> _GIVEN EXERCISE_: Search the listing for "Vergleich" and copy every line where it appears.
## START THE DATA
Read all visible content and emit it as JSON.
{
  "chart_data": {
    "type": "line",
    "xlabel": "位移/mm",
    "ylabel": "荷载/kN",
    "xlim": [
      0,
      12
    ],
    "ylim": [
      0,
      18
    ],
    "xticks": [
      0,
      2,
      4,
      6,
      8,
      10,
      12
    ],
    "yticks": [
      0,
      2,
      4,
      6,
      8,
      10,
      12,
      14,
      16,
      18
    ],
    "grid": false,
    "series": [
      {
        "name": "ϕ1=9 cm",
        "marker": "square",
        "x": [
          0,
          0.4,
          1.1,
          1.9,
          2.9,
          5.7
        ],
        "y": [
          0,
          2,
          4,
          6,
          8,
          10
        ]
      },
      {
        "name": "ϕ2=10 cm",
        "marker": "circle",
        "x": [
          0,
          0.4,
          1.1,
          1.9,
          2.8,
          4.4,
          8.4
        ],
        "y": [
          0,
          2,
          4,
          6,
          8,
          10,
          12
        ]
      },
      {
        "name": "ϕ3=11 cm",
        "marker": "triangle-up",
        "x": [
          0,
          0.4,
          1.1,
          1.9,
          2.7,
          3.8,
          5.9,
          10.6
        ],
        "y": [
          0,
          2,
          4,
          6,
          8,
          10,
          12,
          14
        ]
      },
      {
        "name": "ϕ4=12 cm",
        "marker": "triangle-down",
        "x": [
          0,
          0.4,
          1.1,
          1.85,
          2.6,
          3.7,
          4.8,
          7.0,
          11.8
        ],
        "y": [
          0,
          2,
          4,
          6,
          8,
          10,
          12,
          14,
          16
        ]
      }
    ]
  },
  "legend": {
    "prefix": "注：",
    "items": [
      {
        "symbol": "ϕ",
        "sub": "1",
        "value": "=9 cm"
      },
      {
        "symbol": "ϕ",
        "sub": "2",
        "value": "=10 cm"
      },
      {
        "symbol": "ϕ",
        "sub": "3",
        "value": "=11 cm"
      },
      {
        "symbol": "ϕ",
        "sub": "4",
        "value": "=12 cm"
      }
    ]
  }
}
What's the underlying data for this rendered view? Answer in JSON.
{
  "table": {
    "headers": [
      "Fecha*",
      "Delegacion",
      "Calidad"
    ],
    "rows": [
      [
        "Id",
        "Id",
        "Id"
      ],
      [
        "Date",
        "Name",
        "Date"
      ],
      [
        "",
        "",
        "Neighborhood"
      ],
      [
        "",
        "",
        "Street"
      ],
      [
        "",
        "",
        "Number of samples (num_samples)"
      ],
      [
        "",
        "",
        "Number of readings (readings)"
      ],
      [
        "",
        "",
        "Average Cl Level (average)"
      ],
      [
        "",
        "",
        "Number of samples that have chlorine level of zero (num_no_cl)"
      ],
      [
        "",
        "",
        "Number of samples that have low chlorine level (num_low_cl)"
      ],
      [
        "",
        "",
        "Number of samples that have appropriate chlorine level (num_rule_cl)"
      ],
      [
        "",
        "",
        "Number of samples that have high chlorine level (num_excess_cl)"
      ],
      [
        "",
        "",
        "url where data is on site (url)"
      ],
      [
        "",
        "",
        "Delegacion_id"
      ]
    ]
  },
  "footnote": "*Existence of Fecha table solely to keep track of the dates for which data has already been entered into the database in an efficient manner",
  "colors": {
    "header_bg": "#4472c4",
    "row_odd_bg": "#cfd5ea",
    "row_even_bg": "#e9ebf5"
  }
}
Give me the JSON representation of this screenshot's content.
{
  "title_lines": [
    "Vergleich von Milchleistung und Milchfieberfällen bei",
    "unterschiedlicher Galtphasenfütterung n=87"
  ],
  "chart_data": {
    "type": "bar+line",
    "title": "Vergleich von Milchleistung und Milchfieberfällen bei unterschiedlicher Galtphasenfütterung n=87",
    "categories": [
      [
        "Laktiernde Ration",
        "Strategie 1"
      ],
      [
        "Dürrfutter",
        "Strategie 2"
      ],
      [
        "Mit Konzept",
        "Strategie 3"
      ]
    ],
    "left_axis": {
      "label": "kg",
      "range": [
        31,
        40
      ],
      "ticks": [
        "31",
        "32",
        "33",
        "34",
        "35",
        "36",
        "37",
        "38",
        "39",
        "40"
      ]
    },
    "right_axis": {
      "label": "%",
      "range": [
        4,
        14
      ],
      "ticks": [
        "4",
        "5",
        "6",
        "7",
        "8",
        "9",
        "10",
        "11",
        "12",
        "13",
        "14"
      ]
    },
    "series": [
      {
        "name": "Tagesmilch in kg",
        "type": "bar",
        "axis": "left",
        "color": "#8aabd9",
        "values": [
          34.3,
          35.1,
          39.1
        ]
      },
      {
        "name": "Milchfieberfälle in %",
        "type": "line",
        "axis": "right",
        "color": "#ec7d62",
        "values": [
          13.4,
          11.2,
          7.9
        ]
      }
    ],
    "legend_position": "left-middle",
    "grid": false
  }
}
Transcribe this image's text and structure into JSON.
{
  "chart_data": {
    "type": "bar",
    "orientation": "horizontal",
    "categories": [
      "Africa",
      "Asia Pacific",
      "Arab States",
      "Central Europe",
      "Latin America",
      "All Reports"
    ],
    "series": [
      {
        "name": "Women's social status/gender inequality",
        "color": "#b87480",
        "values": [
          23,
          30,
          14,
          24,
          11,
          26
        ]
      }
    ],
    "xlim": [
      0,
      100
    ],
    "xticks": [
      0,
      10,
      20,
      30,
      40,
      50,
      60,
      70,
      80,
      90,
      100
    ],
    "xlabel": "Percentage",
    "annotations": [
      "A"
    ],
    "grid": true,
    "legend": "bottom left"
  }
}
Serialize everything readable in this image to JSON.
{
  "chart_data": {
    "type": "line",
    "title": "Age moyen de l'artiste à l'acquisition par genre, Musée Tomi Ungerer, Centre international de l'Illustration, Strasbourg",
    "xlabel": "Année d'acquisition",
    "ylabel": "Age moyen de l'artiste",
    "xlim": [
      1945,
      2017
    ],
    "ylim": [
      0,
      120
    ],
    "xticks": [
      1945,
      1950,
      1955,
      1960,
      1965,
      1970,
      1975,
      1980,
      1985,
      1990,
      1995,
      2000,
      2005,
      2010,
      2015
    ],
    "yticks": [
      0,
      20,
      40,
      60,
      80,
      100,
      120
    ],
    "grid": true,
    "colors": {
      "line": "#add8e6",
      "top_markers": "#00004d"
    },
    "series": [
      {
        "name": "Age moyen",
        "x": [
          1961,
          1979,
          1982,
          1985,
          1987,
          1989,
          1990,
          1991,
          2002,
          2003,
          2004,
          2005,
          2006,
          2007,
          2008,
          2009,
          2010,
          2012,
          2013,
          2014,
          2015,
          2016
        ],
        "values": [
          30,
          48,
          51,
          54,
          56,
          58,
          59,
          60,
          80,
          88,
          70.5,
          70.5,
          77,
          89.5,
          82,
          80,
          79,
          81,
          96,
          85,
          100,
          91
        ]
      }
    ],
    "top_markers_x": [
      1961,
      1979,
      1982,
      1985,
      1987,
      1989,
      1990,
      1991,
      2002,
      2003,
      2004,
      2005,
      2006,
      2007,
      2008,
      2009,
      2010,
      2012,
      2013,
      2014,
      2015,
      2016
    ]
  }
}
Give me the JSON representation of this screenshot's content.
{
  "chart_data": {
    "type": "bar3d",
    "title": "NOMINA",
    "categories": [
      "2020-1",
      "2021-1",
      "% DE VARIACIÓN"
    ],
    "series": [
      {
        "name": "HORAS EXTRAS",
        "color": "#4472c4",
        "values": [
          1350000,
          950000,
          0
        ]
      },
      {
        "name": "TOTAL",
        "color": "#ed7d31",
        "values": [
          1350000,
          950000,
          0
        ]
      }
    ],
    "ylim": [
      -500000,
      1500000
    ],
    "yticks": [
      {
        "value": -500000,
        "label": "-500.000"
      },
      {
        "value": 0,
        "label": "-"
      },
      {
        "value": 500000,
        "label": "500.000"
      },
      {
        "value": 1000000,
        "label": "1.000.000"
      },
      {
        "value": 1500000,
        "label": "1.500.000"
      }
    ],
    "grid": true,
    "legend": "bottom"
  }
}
## END THE DATA
> _ANSWER BELOW_:
    "Vergleich von Milchleistung und Milchfieberfällen bei",
    "title": "Vergleich von Milchleistung und Milchfieberfällen bei unterschiedlicher Galtphasenfütterung n=87",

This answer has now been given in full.